Pick out the lines in the listing below that contain the word "this" and copy them.

───── Material to process ─────

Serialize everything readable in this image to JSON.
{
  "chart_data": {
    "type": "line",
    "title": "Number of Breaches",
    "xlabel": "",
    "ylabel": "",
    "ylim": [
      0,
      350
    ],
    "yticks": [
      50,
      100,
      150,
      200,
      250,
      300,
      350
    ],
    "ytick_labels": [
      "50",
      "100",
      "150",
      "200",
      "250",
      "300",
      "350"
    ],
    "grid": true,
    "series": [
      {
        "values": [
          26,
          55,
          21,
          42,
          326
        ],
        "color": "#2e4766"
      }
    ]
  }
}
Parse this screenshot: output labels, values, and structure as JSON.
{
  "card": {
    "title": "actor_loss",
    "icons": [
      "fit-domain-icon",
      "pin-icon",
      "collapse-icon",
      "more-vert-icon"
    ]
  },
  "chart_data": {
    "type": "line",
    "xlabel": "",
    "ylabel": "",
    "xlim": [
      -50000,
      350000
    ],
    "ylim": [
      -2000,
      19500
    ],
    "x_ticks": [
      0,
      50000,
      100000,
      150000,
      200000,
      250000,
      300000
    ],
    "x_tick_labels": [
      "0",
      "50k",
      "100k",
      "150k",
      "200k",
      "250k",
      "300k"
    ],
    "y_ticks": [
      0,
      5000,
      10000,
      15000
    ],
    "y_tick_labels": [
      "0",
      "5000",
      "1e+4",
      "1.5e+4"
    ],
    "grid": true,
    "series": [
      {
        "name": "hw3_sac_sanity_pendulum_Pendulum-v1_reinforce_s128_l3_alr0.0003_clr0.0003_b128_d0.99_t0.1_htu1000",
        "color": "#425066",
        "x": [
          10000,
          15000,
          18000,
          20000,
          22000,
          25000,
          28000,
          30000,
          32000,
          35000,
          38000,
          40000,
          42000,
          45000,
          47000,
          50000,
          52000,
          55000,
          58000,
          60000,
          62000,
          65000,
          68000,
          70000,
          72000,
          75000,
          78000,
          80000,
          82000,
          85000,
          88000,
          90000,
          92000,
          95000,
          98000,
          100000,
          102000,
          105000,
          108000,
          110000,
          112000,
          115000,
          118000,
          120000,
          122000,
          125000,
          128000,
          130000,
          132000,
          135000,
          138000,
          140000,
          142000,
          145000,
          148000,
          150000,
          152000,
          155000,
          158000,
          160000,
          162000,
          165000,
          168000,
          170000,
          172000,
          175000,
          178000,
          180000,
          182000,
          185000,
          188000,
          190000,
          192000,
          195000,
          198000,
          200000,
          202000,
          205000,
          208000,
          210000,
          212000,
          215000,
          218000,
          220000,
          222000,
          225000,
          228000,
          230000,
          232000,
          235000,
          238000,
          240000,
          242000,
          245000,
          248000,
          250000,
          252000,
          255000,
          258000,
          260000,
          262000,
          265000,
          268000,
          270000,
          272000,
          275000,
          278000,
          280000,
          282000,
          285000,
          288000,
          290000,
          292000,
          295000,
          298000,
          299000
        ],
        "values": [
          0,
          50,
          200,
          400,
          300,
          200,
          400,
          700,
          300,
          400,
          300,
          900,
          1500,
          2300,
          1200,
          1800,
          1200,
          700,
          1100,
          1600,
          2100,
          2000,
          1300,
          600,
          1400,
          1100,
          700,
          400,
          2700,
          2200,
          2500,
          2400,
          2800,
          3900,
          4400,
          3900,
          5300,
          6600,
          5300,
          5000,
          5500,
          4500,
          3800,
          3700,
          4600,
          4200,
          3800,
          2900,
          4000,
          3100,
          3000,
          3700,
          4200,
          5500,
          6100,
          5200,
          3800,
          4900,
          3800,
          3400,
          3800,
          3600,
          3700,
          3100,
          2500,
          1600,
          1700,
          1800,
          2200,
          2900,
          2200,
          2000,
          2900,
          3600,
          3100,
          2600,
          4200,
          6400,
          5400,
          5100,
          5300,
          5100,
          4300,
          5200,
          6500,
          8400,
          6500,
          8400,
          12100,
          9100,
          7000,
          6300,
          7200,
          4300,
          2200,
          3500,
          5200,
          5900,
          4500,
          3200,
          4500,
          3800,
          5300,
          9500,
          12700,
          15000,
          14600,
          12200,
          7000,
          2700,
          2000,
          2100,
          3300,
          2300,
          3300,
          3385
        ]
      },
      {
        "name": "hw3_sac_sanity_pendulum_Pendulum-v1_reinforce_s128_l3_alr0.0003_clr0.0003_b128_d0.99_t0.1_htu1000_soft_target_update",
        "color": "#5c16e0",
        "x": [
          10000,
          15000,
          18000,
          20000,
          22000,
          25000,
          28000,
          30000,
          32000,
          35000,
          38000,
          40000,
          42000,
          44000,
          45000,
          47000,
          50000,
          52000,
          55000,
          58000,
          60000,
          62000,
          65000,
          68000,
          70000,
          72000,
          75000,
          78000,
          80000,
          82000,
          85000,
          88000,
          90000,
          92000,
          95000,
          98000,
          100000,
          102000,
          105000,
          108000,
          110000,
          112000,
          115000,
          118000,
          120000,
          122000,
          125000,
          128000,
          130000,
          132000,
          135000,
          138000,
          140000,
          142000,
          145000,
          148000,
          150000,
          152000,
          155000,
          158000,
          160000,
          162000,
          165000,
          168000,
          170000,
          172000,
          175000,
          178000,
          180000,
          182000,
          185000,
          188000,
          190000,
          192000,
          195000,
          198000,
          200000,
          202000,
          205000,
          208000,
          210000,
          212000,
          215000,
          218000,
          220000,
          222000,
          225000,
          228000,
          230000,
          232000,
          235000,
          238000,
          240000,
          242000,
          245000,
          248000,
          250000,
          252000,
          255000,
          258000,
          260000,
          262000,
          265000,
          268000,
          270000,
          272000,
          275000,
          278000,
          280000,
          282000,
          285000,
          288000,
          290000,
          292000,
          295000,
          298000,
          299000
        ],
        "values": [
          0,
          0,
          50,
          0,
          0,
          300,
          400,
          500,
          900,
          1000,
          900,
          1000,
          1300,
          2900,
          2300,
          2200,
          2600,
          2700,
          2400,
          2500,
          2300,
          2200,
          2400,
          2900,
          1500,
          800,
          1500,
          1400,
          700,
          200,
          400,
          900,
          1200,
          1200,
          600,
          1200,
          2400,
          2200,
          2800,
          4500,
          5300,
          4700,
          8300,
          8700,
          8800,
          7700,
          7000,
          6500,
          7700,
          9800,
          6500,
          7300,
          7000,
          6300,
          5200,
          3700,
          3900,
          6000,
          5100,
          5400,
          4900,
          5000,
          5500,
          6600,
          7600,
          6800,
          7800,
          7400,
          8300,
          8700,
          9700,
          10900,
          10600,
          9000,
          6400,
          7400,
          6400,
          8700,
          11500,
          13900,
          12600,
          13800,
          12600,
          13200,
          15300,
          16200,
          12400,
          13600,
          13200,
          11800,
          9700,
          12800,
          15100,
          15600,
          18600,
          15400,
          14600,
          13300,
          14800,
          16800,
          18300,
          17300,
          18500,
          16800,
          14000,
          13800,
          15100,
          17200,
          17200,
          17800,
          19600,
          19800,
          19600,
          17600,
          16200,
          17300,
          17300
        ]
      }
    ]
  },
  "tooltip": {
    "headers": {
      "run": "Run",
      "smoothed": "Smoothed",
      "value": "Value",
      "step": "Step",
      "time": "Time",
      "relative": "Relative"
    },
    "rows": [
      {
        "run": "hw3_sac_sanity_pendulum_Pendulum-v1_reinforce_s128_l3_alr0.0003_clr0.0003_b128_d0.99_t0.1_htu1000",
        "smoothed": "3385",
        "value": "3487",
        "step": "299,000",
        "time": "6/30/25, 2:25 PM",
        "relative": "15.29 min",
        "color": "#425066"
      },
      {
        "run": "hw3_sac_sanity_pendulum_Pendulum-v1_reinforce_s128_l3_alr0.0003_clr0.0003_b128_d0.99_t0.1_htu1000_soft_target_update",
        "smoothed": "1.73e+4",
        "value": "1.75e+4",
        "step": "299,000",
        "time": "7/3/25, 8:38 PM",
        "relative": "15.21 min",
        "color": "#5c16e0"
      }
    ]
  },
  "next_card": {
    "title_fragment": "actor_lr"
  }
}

─────

# Answer for the task
Serialize everything readable in this image to JSON.
Parse this screenshot: output labels, values, and structure as JSON.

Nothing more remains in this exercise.